_CHALLENGE_. Which lines below hold the word "this"? Copy all of them.
-- START OF INFORMATION SHOWN --
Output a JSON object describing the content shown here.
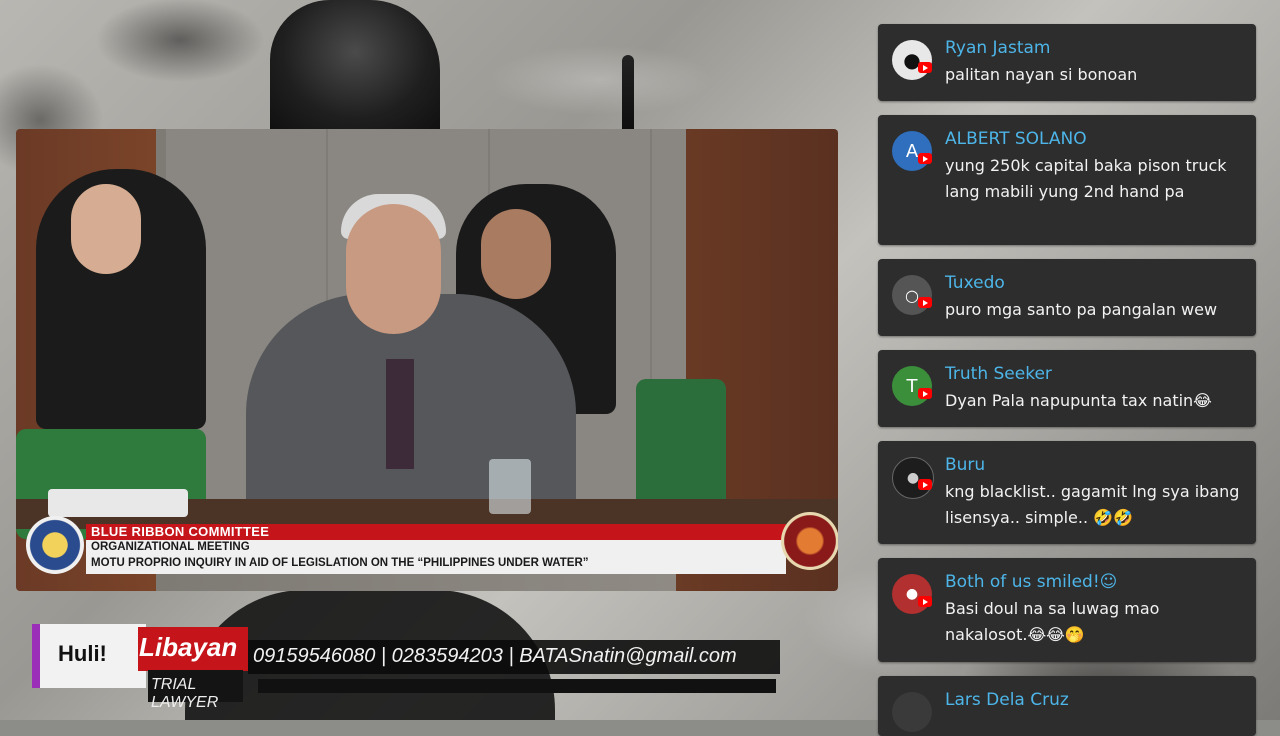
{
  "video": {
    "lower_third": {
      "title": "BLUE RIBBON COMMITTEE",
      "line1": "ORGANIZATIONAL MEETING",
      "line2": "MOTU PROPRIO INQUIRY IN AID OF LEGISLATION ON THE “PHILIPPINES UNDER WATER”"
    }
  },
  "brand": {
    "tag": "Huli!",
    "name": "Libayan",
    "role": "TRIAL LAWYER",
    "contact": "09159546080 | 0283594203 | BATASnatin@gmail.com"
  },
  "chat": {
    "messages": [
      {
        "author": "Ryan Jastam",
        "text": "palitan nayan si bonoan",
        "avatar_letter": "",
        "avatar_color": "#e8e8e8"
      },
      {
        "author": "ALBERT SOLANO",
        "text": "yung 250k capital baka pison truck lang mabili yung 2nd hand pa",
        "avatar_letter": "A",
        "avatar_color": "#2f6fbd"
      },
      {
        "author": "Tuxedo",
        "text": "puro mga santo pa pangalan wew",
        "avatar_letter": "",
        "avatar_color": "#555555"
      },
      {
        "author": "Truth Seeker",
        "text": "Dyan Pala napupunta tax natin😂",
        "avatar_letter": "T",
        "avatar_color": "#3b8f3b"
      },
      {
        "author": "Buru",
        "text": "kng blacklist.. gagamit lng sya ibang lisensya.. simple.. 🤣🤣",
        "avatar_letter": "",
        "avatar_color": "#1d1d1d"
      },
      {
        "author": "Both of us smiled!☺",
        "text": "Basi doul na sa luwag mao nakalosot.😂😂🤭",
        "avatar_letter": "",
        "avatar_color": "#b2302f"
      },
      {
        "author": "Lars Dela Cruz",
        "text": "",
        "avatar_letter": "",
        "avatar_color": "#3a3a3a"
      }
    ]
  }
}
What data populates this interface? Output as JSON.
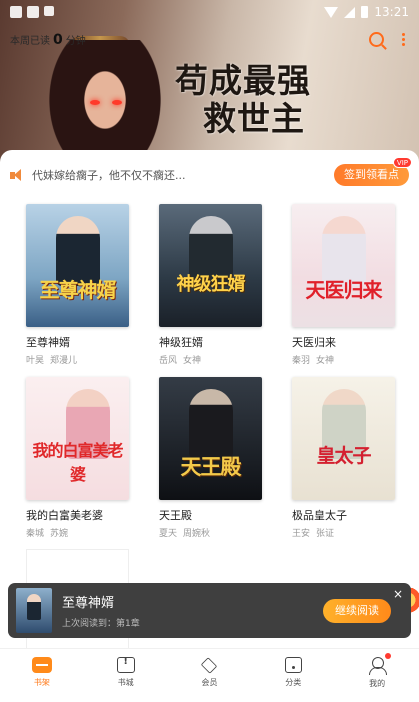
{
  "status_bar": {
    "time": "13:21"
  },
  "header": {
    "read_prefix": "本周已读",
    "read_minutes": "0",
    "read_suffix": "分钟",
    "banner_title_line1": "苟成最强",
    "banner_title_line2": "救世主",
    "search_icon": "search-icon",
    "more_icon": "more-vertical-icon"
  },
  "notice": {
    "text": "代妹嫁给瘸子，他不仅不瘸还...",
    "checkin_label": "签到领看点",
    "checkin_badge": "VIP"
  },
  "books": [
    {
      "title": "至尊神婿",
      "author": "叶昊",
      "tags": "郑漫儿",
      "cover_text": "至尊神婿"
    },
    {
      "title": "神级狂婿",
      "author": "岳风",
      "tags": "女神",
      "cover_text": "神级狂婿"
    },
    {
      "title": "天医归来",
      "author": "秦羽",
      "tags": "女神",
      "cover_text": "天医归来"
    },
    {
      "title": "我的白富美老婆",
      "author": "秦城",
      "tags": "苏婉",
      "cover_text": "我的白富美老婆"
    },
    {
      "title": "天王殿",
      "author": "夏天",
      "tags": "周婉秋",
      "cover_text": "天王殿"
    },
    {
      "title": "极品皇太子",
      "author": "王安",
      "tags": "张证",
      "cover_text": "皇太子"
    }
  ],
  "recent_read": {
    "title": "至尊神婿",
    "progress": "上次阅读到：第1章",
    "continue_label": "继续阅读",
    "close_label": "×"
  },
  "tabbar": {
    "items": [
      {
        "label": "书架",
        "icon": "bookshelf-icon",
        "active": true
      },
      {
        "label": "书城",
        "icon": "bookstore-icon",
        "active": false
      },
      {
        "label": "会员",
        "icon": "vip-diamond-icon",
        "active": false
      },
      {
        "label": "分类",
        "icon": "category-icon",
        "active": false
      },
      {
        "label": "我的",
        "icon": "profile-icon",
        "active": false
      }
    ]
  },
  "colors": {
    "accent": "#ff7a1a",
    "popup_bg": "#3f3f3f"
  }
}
-- END OF INFORMATION SHOWN --
-- START OF INFORMATION SHOWN --
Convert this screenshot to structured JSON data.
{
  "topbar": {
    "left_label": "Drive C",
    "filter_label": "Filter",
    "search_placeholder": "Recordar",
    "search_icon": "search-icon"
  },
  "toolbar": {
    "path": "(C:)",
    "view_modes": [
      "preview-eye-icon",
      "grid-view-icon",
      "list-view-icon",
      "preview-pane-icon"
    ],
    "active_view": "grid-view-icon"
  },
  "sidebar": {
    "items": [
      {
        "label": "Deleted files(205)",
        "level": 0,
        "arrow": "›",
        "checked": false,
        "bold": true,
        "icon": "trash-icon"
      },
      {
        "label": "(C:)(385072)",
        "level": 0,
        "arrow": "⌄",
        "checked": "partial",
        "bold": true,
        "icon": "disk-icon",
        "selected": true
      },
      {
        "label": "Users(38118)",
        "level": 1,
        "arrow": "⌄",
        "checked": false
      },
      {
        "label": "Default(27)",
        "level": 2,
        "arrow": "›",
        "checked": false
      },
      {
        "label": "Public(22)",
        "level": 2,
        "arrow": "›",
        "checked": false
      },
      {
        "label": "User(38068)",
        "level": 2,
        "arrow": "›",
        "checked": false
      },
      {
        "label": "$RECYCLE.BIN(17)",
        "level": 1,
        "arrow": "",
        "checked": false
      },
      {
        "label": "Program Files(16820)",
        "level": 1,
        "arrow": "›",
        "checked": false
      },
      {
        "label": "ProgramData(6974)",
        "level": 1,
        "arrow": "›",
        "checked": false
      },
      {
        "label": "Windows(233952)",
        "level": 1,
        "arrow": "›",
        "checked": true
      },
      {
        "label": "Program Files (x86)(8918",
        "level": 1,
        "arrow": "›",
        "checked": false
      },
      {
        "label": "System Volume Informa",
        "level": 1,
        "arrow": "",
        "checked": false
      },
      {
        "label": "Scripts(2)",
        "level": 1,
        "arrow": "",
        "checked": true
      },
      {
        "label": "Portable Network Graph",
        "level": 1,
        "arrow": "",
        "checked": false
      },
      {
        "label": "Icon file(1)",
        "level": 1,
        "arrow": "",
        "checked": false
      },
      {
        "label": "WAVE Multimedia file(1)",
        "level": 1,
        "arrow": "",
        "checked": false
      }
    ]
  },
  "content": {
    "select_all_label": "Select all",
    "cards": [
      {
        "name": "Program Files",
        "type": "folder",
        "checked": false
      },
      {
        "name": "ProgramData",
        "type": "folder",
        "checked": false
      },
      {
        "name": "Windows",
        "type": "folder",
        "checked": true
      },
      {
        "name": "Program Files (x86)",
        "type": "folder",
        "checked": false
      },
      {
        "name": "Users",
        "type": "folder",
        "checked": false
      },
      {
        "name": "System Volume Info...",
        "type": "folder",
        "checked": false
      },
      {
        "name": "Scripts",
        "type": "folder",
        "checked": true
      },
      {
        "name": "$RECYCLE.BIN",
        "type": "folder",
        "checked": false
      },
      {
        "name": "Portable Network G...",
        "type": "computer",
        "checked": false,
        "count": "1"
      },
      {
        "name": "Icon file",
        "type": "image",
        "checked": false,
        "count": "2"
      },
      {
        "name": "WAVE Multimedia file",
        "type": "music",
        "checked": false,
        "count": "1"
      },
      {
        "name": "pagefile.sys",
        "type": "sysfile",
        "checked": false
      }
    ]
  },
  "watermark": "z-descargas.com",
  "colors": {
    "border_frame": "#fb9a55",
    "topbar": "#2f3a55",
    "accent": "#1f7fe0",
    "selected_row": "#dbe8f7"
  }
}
-- END OF INFORMATION SHOWN --
_COMPLETE RESPONSE_.
What data populates this interface? Output as JSON.
Convert this screenshot to structured JSON data.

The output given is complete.